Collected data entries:
###

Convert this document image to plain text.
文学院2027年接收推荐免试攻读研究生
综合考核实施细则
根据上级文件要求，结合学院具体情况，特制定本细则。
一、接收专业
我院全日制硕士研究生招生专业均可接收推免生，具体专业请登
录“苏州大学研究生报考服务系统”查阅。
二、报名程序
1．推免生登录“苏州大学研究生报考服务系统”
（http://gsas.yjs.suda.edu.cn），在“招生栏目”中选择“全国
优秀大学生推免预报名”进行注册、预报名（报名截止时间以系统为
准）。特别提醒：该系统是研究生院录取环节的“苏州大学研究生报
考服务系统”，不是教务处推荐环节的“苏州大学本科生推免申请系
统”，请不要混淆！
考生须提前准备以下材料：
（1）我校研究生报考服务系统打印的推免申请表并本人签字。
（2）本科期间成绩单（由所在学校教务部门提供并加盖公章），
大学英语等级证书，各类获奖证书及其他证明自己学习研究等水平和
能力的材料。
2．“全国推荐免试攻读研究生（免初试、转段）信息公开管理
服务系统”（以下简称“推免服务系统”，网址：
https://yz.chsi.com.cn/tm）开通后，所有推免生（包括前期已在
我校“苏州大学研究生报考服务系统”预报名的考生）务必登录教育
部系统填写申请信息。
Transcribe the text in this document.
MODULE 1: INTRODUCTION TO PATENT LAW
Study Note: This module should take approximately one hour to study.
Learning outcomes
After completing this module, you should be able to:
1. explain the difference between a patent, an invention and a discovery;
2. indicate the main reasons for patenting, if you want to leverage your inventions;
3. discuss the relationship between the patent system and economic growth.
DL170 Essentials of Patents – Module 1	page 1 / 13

###

● Written problem
Copy out each line exactly.

● The completed task
Convert this document image to plain text.
文学院2027年接收推荐免试攻读研究生
综合考核实施细则
根据上级文件要求，结合学院具体情况，特制定本细则。
一、接收专业
我院全日制硕士研究生招生专业均可接收推免生，具体专业请登
录“苏州大学研究生报考服务系统”查阅。
二、报名程序
1．推免生登录“苏州大学研究生报考服务系统”
（http://gsas.yjs.suda.edu.cn），在“招生栏目”中选择“全国
优秀大学生推免预报名”进行注册、预报名（报名截止时间以系统为
准）。特别提醒：该系统是研究生院录取环节的“苏州大学研究生报
考服务系统”，不是教务处推荐环节的“苏州大学本科生推免申请系
统”，请不要混淆！
考生须提前准备以下材料：
（1）我校研究生报考服务系统打印的推免申请表并本人签字。
（2）本科期间成绩单（由所在学校教务部门提供并加盖公章），
大学英语等级证书，各类获奖证书及其他证明自己学习研究等水平和
能力的材料。
2．“全国推荐免试攻读研究生（免初试、转段）信息公开管理
服务系统”（以下简称“推免服务系统”，网址：
https://yz.chsi.com.cn/tm）开通后，所有推免生（包括前期已在
我校“苏州大学研究生报考服务系统”预报名的考生）务必登录教育
部系统填写申请信息。
Transcribe the text in this document.
MODULE 1: INTRODUCTION TO PATENT LAW
Study Note: This module should take approximately one hour to study.
Learning outcomes
After completing this module, you should be able to:
1. explain the difference between a patent, an invention and a discovery;
2. indicate the main reasons for patenting, if you want to leverage your inventions;
3. discuss the relationship between the patent system and economic growth.
DL170 Essentials of Patents – Module 1	page 1 / 13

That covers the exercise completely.